Exercise goal → Repeat word for word the passage from the notes on perfect security below that begins with the words "In my notes, there" and ends with "independent of $M$.".

** BEGIN Source document **

Perfect security definitions

In my notes, there are 2 definitions of perfect security:

1. "For $M \in \{0,1\}^m$, define the distribution $D_M$ on strings as follows: to choose a random member of $D_M$, choose a random $K \in \{0,1\}^n$ and output $Enc(M,K)$. Then $Enc,Dec$ is perfectly secure if $D_M$ is exactly the same for every $M$. That is, for every $\alpha \in \{0,1\}^*$, the probability of $\alpha$ according to $D_M$ is independent of $M$.

2. For every two messages, no function can tell which one has been encrypted. That is, $Enc,Dec$ is perfectly secure if for every $M_0,M_1 \in \{0,1\}^m$ and for every $f: \{0,1\}^* \to \{0,1\}$, the following holds: consider the experiment where $b$ is randomly chosen from $\{0,1\}$ and $K$ is randomly chosen from $\{0,1\}^n$; then the probability that $f(Enc(M_b,K)) = b$ is equal to $1/2$."

** END Source document **
** BEGIN Information supplied **

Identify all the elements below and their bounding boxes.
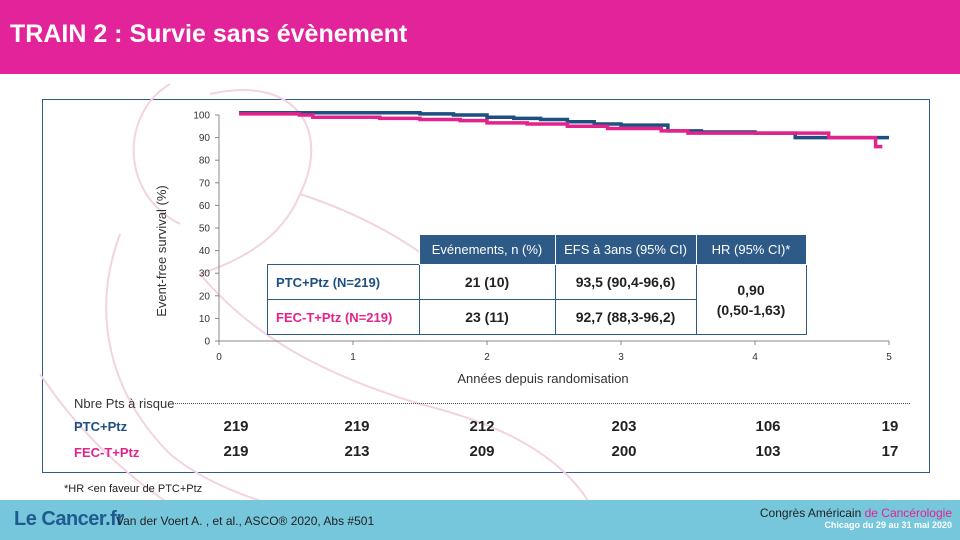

** END Information supplied **

Completed task →
In my notes, there are 2 definitions of perfect security:

1. "For $M \in \{0,1\}^m$, define the distribution $D_M$ on strings as follows: to choose a random member of $D_M$, choose a random $K \in \{0,1\}^n$ and output $Enc(M,K)$. Then $Enc,Dec$ is perfectly secure if $D_M$ is exactly the same for every $M$. That is, for every $\alpha \in \{0,1\}^*$, the probability of $\alpha$ according to $D_M$ is independent of $M$.